* [WHAT IS ASKED] Write out every record in full, exactly as written, please.

[Dataset rows about figures]
----
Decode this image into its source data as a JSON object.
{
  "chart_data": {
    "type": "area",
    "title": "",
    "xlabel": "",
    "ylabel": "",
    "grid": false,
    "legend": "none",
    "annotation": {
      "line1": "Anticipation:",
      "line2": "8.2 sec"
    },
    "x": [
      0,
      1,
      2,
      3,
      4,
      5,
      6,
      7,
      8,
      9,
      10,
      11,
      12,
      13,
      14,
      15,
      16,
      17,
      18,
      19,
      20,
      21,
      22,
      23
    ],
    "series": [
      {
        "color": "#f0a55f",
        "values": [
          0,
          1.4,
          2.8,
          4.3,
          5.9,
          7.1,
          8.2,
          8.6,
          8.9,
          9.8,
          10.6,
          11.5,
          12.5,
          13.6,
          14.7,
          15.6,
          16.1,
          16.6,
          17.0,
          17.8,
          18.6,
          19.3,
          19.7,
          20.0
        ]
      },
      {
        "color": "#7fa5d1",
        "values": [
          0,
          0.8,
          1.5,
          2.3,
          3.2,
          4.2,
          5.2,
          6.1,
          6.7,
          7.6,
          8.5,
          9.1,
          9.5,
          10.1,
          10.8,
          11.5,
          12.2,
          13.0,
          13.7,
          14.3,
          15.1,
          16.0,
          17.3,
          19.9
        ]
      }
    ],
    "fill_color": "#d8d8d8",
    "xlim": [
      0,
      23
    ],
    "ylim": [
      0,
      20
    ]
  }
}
----
* [CORRECT OUTPUT]
Decode this image into its source data as a JSON object.
{
  "chart_data": {
    "type": "area",
    "title": "",
    "xlabel": "",
    "ylabel": "",
    "grid": false,
    "legend": "none",
    "annotation": {
      "line1": "Anticipation:",
      "line2": "8.2 sec"
    },
    "x": [
      0,
      1,
      2,
      3,
      4,
      5,
      6,
      7,
      8,
      9,
      10,
      11,
      12,
      13,
      14,
      15,
      16,
      17,
      18,
      19,
      20,
      21,
      22,
      23
    ],
    "series": [
      {
        "color": "#f0a55f",
        "values": [
          0,
          1.4,
          2.8,
          4.3,
          5.9,
          7.1,
          8.2,
          8.6,
          8.9,
          9.8,
          10.6,
          11.5,
          12.5,
          13.6,
          14.7,
          15.6,
          16.1,
          16.6,
          17.0,
          17.8,
          18.6,
          19.3,
          19.7,
          20.0
        ]
      },
      {
        "color": "#7fa5d1",
        "values": [
          0,
          0.8,
          1.5,
          2.3,
          3.2,
          4.2,
          5.2,
          6.1,
          6.7,
          7.6,
          8.5,
          9.1,
          9.5,
          10.1,
          10.8,
          11.5,
          12.2,
          13.0,
          13.7,
          14.3,
          15.1,
          16.0,
          17.3,
          19.9
        ]
      }
    ],
    "fill_color": "#d8d8d8",
    "xlim": [
      0,
      23
    ],
    "ylim": [
      0,
      20
    ]
  }
}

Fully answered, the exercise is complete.